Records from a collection

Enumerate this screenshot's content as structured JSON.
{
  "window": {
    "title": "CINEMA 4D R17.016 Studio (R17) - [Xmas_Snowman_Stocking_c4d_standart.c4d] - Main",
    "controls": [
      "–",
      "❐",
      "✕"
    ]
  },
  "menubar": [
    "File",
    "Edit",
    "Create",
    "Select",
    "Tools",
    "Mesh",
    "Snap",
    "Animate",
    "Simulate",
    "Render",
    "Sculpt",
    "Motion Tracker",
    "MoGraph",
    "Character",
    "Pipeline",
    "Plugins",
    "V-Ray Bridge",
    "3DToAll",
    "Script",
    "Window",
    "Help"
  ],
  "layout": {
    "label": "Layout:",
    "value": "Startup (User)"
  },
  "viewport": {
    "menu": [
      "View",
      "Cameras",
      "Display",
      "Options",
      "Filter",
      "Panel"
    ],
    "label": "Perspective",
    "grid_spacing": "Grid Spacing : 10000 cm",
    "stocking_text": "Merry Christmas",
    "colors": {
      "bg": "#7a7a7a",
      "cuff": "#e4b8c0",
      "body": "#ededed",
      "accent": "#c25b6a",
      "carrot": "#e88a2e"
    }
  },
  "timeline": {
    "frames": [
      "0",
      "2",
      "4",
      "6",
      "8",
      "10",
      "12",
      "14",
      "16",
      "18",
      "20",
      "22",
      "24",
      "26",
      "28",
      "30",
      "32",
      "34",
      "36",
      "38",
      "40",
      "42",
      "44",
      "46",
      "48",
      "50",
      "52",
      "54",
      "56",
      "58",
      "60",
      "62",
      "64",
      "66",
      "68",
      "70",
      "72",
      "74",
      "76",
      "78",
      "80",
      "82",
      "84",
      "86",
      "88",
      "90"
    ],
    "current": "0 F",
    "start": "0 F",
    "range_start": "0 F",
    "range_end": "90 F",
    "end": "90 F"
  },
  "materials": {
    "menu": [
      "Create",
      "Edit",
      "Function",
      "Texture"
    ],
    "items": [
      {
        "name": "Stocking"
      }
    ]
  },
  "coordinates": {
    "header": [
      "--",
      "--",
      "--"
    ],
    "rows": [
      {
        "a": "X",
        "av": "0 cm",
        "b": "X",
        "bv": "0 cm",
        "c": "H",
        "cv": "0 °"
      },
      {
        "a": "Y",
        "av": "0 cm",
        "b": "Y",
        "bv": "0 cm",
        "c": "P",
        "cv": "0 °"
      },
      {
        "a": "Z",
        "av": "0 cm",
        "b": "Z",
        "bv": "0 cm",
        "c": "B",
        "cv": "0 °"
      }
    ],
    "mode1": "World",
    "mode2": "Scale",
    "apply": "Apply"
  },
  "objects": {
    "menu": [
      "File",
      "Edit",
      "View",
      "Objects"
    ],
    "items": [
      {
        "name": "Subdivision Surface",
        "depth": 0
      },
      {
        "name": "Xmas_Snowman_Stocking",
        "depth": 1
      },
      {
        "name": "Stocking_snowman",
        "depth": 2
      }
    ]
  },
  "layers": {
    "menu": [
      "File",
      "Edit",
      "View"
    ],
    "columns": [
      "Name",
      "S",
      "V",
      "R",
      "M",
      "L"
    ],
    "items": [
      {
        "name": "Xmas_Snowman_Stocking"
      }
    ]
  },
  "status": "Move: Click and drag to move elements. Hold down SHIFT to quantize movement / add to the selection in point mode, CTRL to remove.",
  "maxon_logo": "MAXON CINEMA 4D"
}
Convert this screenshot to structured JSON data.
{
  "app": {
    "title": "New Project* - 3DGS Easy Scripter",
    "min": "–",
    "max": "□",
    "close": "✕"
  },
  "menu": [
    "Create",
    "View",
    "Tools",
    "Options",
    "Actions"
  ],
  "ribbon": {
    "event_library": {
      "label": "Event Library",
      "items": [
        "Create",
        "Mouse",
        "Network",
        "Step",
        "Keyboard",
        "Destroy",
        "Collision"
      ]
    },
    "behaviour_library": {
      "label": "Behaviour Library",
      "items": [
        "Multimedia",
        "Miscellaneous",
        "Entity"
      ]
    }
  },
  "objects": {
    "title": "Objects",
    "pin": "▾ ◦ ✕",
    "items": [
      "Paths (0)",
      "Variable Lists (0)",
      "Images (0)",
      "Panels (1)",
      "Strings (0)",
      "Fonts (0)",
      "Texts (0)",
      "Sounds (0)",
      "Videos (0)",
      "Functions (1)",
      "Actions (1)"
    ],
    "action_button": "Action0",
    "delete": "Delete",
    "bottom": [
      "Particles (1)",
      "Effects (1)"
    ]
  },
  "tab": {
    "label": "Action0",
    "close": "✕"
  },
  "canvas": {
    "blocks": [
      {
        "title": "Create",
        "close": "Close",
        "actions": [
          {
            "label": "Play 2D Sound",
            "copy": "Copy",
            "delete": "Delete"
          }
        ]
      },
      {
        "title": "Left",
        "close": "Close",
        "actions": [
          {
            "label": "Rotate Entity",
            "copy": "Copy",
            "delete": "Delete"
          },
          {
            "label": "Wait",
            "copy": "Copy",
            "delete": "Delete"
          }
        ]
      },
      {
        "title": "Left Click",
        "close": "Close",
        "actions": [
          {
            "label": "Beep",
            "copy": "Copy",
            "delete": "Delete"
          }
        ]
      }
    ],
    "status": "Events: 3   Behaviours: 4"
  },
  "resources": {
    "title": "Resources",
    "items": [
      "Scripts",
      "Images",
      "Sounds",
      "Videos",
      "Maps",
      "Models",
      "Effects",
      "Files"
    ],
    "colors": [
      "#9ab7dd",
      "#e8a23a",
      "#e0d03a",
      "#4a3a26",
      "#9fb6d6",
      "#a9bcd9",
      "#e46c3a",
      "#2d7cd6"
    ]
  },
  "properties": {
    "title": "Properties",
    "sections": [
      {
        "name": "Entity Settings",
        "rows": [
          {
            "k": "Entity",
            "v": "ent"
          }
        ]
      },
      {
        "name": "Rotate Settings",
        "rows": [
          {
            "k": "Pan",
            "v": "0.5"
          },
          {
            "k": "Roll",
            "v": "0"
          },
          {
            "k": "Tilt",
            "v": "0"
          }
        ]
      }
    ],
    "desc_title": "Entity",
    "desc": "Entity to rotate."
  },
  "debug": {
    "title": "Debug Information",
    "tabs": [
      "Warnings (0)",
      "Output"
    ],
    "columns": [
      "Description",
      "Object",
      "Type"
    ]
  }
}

WHAT YOU SHOULD DO: Extract every record and return it verbatim.

OUTPUT OF THE TASK:
Enumerate this screenshot's content as structured JSON.
{
  "window": {
    "title": "CINEMA 4D R17.016 Studio (R17) - [Xmas_Snowman_Stocking_c4d_standart.c4d] - Main",
    "controls": [
      "–",
      "❐",
      "✕"
    ]
  },
  "menubar": [
    "File",
    "Edit",
    "Create",
    "Select",
    "Tools",
    "Mesh",
    "Snap",
    "Animate",
    "Simulate",
    "Render",
    "Sculpt",
    "Motion Tracker",
    "MoGraph",
    "Character",
    "Pipeline",
    "Plugins",
    "V-Ray Bridge",
    "3DToAll",
    "Script",
    "Window",
    "Help"
  ],
  "layout": {
    "label": "Layout:",
    "value": "Startup (User)"
  },
  "viewport": {
    "menu": [
      "View",
      "Cameras",
      "Display",
      "Options",
      "Filter",
      "Panel"
    ],
    "label": "Perspective",
    "grid_spacing": "Grid Spacing : 10000 cm",
    "stocking_text": "Merry Christmas",
    "colors": {
      "bg": "#7a7a7a",
      "cuff": "#e4b8c0",
      "body": "#ededed",
      "accent": "#c25b6a",
      "carrot": "#e88a2e"
    }
  },
  "timeline": {
    "frames": [
      "0",
      "2",
      "4",
      "6",
      "8",
      "10",
      "12",
      "14",
      "16",
      "18",
      "20",
      "22",
      "24",
      "26",
      "28",
      "30",
      "32",
      "34",
      "36",
      "38",
      "40",
      "42",
      "44",
      "46",
      "48",
      "50",
      "52",
      "54",
      "56",
      "58",
      "60",
      "62",
      "64",
      "66",
      "68",
      "70",
      "72",
      "74",
      "76",
      "78",
      "80",
      "82",
      "84",
      "86",
      "88",
      "90"
    ],
    "current": "0 F",
    "start": "0 F",
    "range_start": "0 F",
    "range_end": "90 F",
    "end": "90 F"
  },
  "materials": {
    "menu": [
      "Create",
      "Edit",
      "Function",
      "Texture"
    ],
    "items": [
      {
        "name": "Stocking"
      }
    ]
  },
  "coordinates": {
    "header": [
      "--",
      "--",
      "--"
    ],
    "rows": [
      {
        "a": "X",
        "av": "0 cm",
        "b": "X",
        "bv": "0 cm",
        "c": "H",
        "cv": "0 °"
      },
      {
        "a": "Y",
        "av": "0 cm",
        "b": "Y",
        "bv": "0 cm",
        "c": "P",
        "cv": "0 °"
      },
      {
        "a": "Z",
        "av": "0 cm",
        "b": "Z",
        "bv": "0 cm",
        "c": "B",
        "cv": "0 °"
      }
    ],
    "mode1": "World",
    "mode2": "Scale",
    "apply": "Apply"
  },
  "objects": {
    "menu": [
      "File",
      "Edit",
      "View",
      "Objects"
    ],
    "items": [
      {
        "name": "Subdivision Surface",
        "depth": 0
      },
      {
        "name": "Xmas_Snowman_Stocking",
        "depth": 1
      },
      {
        "name": "Stocking_snowman",
        "depth": 2
      }
    ]
  },
  "layers": {
    "menu": [
      "File",
      "Edit",
      "View"
    ],
    "columns": [
      "Name",
      "S",
      "V",
      "R",
      "M",
      "L"
    ],
    "items": [
      {
        "name": "Xmas_Snowman_Stocking"
      }
    ]
  },
  "status": "Move: Click and drag to move elements. Hold down SHIFT to quantize movement / add to the selection in point mode, CTRL to remove.",
  "maxon_logo": "MAXON CINEMA 4D"
}
Convert this screenshot to structured JSON data.
{
  "app": {
    "title": "New Project* - 3DGS Easy Scripter",
    "min": "–",
    "max": "□",
    "close": "✕"
  },
  "menu": [
    "Create",
    "View",
    "Tools",
    "Options",
    "Actions"
  ],
  "ribbon": {
    "event_library": {
      "label": "Event Library",
      "items": [
        "Create",
        "Mouse",
        "Network",
        "Step",
        "Keyboard",
        "Destroy",
        "Collision"
      ]
    },
    "behaviour_library": {
      "label": "Behaviour Library",
      "items": [
        "Multimedia",
        "Miscellaneous",
        "Entity"
      ]
    }
  },
  "objects": {
    "title": "Objects",
    "pin": "▾ ◦ ✕",
    "items": [
      "Paths (0)",
      "Variable Lists (0)",
      "Images (0)",
      "Panels (1)",
      "Strings (0)",
      "Fonts (0)",
      "Texts (0)",
      "Sounds (0)",
      "Videos (0)",
      "Functions (1)",
      "Actions (1)"
    ],
    "action_button": "Action0",
    "delete": "Delete",
    "bottom": [
      "Particles (1)",
      "Effects (1)"
    ]
  },
  "tab": {
    "label": "Action0",
    "close": "✕"
  },
  "canvas": {
    "blocks": [
      {
        "title": "Create",
        "close": "Close",
        "actions": [
          {
            "label": "Play 2D Sound",
            "copy": "Copy",
            "delete": "Delete"
          }
        ]
      },
      {
        "title": "Left",
        "close": "Close",
        "actions": [
          {
            "label": "Rotate Entity",
            "copy": "Copy",
            "delete": "Delete"
          },
          {
            "label": "Wait",
            "copy": "Copy",
            "delete": "Delete"
          }
        ]
      },
      {
        "title": "Left Click",
        "close": "Close",
        "actions": [
          {
            "label": "Beep",
            "copy": "Copy",
            "delete": "Delete"
          }
        ]
      }
    ],
    "status": "Events: 3   Behaviours: 4"
  },
  "resources": {
    "title": "Resources",
    "items": [
      "Scripts",
      "Images",
      "Sounds",
      "Videos",
      "Maps",
      "Models",
      "Effects",
      "Files"
    ],
    "colors": [
      "#9ab7dd",
      "#e8a23a",
      "#e0d03a",
      "#4a3a26",
      "#9fb6d6",
      "#a9bcd9",
      "#e46c3a",
      "#2d7cd6"
    ]
  },
  "properties": {
    "title": "Properties",
    "sections": [
      {
        "name": "Entity Settings",
        "rows": [
          {
            "k": "Entity",
            "v": "ent"
          }
        ]
      },
      {
        "name": "Rotate Settings",
        "rows": [
          {
            "k": "Pan",
            "v": "0.5"
          },
          {
            "k": "Roll",
            "v": "0"
          },
          {
            "k": "Tilt",
            "v": "0"
          }
        ]
      }
    ],
    "desc_title": "Entity",
    "desc": "Entity to rotate."
  },
  "debug": {
    "title": "Debug Information",
    "tabs": [
      "Warnings (0)",
      "Output"
    ],
    "columns": [
      "Description",
      "Object",
      "Type"
    ]
  }
}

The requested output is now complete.